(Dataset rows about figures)
........
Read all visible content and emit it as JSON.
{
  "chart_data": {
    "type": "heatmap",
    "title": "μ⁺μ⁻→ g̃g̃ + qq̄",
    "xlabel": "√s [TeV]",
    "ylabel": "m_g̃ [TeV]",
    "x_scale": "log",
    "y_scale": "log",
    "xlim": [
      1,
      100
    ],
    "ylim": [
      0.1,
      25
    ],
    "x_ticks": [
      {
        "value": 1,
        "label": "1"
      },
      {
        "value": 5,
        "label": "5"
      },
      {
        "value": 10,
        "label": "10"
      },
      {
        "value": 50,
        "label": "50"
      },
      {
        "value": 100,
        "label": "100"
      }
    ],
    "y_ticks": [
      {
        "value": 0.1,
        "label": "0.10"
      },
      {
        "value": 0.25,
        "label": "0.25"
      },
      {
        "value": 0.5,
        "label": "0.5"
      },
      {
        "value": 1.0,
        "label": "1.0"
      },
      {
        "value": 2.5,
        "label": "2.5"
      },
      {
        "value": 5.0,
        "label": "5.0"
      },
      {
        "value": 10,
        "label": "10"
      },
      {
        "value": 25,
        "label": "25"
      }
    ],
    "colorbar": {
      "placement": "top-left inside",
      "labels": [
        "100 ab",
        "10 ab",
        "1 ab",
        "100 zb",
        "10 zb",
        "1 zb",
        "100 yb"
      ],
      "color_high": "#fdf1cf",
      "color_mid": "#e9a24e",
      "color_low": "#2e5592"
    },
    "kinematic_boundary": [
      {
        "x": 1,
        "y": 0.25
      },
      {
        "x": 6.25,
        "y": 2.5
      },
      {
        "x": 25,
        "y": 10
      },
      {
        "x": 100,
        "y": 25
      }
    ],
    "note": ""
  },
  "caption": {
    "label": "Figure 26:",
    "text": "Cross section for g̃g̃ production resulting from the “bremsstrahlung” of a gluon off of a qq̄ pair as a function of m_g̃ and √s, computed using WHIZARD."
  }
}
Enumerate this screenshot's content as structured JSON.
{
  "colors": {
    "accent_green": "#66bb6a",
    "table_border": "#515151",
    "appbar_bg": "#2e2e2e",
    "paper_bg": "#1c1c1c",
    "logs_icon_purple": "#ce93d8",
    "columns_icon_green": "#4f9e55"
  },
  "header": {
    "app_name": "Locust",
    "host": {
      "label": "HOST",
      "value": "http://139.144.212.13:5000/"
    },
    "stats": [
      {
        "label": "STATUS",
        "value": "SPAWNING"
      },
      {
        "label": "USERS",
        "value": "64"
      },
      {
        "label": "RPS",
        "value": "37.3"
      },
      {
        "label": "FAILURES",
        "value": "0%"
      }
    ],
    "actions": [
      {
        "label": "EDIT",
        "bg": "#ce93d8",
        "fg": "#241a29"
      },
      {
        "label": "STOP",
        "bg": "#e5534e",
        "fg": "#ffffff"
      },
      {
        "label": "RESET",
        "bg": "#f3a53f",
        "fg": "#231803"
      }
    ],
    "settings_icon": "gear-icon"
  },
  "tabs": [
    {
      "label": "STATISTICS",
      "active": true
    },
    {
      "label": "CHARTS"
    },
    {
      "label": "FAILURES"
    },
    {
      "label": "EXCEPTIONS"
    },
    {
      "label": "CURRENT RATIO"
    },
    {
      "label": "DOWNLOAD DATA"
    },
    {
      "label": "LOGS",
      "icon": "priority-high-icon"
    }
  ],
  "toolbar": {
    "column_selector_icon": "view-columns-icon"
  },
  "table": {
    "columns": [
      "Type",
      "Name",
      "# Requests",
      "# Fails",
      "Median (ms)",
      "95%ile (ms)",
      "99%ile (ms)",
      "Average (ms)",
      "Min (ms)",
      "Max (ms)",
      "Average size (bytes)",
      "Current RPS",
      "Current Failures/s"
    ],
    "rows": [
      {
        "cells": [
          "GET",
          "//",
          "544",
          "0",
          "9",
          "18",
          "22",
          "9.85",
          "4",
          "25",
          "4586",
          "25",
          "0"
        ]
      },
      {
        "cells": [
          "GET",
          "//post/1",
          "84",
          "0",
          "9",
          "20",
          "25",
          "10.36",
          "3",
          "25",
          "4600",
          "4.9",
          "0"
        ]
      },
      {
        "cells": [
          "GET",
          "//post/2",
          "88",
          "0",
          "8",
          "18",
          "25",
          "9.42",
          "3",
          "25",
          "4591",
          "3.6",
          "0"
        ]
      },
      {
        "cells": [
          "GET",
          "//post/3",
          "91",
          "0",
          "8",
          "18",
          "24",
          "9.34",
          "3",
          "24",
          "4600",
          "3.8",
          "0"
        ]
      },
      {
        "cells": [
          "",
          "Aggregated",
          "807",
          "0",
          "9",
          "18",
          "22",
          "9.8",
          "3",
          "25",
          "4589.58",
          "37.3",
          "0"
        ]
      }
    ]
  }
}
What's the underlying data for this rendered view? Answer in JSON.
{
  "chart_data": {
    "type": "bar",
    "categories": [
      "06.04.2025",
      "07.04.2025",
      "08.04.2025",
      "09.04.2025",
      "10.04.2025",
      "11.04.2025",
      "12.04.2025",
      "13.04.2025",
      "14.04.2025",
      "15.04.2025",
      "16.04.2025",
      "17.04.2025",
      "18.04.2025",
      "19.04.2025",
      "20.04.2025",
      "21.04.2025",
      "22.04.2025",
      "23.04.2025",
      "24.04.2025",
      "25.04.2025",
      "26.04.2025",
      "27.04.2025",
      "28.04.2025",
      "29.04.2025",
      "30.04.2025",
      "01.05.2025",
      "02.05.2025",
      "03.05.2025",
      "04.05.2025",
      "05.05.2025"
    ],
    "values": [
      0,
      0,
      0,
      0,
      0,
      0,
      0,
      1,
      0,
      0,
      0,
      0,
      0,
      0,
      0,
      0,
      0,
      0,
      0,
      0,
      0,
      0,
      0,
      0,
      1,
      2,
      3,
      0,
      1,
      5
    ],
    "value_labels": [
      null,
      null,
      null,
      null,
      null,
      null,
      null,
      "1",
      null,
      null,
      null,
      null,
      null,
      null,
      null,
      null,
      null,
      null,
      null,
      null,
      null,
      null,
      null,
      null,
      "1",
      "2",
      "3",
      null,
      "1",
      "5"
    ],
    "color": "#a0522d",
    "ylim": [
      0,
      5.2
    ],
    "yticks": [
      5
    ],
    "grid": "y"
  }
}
........
→ **What you will do**: Copy out every entry again, exactly as it was given.

→ **Task answer**:
Read all visible content and emit it as JSON.
{
  "chart_data": {
    "type": "heatmap",
    "title": "μ⁺μ⁻→ g̃g̃ + qq̄",
    "xlabel": "√s [TeV]",
    "ylabel": "m_g̃ [TeV]",
    "x_scale": "log",
    "y_scale": "log",
    "xlim": [
      1,
      100
    ],
    "ylim": [
      0.1,
      25
    ],
    "x_ticks": [
      {
        "value": 1,
        "label": "1"
      },
      {
        "value": 5,
        "label": "5"
      },
      {
        "value": 10,
        "label": "10"
      },
      {
        "value": 50,
        "label": "50"
      },
      {
        "value": 100,
        "label": "100"
      }
    ],
    "y_ticks": [
      {
        "value": 0.1,
        "label": "0.10"
      },
      {
        "value": 0.25,
        "label": "0.25"
      },
      {
        "value": 0.5,
        "label": "0.5"
      },
      {
        "value": 1.0,
        "label": "1.0"
      },
      {
        "value": 2.5,
        "label": "2.5"
      },
      {
        "value": 5.0,
        "label": "5.0"
      },
      {
        "value": 10,
        "label": "10"
      },
      {
        "value": 25,
        "label": "25"
      }
    ],
    "colorbar": {
      "placement": "top-left inside",
      "labels": [
        "100 ab",
        "10 ab",
        "1 ab",
        "100 zb",
        "10 zb",
        "1 zb",
        "100 yb"
      ],
      "color_high": "#fdf1cf",
      "color_mid": "#e9a24e",
      "color_low": "#2e5592"
    },
    "kinematic_boundary": [
      {
        "x": 1,
        "y": 0.25
      },
      {
        "x": 6.25,
        "y": 2.5
      },
      {
        "x": 25,
        "y": 10
      },
      {
        "x": 100,
        "y": 25
      }
    ],
    "note": ""
  },
  "caption": {
    "label": "Figure 26:",
    "text": "Cross section for g̃g̃ production resulting from the “bremsstrahlung” of a gluon off of a qq̄ pair as a function of m_g̃ and √s, computed using WHIZARD."
  }
}
Enumerate this screenshot's content as structured JSON.
{
  "colors": {
    "accent_green": "#66bb6a",
    "table_border": "#515151",
    "appbar_bg": "#2e2e2e",
    "paper_bg": "#1c1c1c",
    "logs_icon_purple": "#ce93d8",
    "columns_icon_green": "#4f9e55"
  },
  "header": {
    "app_name": "Locust",
    "host": {
      "label": "HOST",
      "value": "http://139.144.212.13:5000/"
    },
    "stats": [
      {
        "label": "STATUS",
        "value": "SPAWNING"
      },
      {
        "label": "USERS",
        "value": "64"
      },
      {
        "label": "RPS",
        "value": "37.3"
      },
      {
        "label": "FAILURES",
        "value": "0%"
      }
    ],
    "actions": [
      {
        "label": "EDIT",
        "bg": "#ce93d8",
        "fg": "#241a29"
      },
      {
        "label": "STOP",
        "bg": "#e5534e",
        "fg": "#ffffff"
      },
      {
        "label": "RESET",
        "bg": "#f3a53f",
        "fg": "#231803"
      }
    ],
    "settings_icon": "gear-icon"
  },
  "tabs": [
    {
      "label": "STATISTICS",
      "active": true
    },
    {
      "label": "CHARTS"
    },
    {
      "label": "FAILURES"
    },
    {
      "label": "EXCEPTIONS"
    },
    {
      "label": "CURRENT RATIO"
    },
    {
      "label": "DOWNLOAD DATA"
    },
    {
      "label": "LOGS",
      "icon": "priority-high-icon"
    }
  ],
  "toolbar": {
    "column_selector_icon": "view-columns-icon"
  },
  "table": {
    "columns": [
      "Type",
      "Name",
      "# Requests",
      "# Fails",
      "Median (ms)",
      "95%ile (ms)",
      "99%ile (ms)",
      "Average (ms)",
      "Min (ms)",
      "Max (ms)",
      "Average size (bytes)",
      "Current RPS",
      "Current Failures/s"
    ],
    "rows": [
      {
        "cells": [
          "GET",
          "//",
          "544",
          "0",
          "9",
          "18",
          "22",
          "9.85",
          "4",
          "25",
          "4586",
          "25",
          "0"
        ]
      },
      {
        "cells": [
          "GET",
          "//post/1",
          "84",
          "0",
          "9",
          "20",
          "25",
          "10.36",
          "3",
          "25",
          "4600",
          "4.9",
          "0"
        ]
      },
      {
        "cells": [
          "GET",
          "//post/2",
          "88",
          "0",
          "8",
          "18",
          "25",
          "9.42",
          "3",
          "25",
          "4591",
          "3.6",
          "0"
        ]
      },
      {
        "cells": [
          "GET",
          "//post/3",
          "91",
          "0",
          "8",
          "18",
          "24",
          "9.34",
          "3",
          "24",
          "4600",
          "3.8",
          "0"
        ]
      },
      {
        "cells": [
          "",
          "Aggregated",
          "807",
          "0",
          "9",
          "18",
          "22",
          "9.8",
          "3",
          "25",
          "4589.58",
          "37.3",
          "0"
        ]
      }
    ]
  }
}
What's the underlying data for this rendered view? Answer in JSON.
{
  "chart_data": {
    "type": "bar",
    "categories": [
      "06.04.2025",
      "07.04.2025",
      "08.04.2025",
      "09.04.2025",
      "10.04.2025",
      "11.04.2025",
      "12.04.2025",
      "13.04.2025",
      "14.04.2025",
      "15.04.2025",
      "16.04.2025",
      "17.04.2025",
      "18.04.2025",
      "19.04.2025",
      "20.04.2025",
      "21.04.2025",
      "22.04.2025",
      "23.04.2025",
      "24.04.2025",
      "25.04.2025",
      "26.04.2025",
      "27.04.2025",
      "28.04.2025",
      "29.04.2025",
      "30.04.2025",
      "01.05.2025",
      "02.05.2025",
      "03.05.2025",
      "04.05.2025",
      "05.05.2025"
    ],
    "values": [
      0,
      0,
      0,
      0,
      0,
      0,
      0,
      1,
      0,
      0,
      0,
      0,
      0,
      0,
      0,
      0,
      0,
      0,
      0,
      0,
      0,
      0,
      0,
      0,
      1,
      2,
      3,
      0,
      1,
      5
    ],
    "value_labels": [
      null,
      null,
      null,
      null,
      null,
      null,
      null,
      "1",
      null,
      null,
      null,
      null,
      null,
      null,
      null,
      null,
      null,
      null,
      null,
      null,
      null,
      null,
      null,
      null,
      "1",
      "2",
      "3",
      null,
      "1",
      "5"
    ],
    "color": "#a0522d",
    "ylim": [
      0,
      5.2
    ],
    "yticks": [
      5
    ],
    "grid": "y"
  }
}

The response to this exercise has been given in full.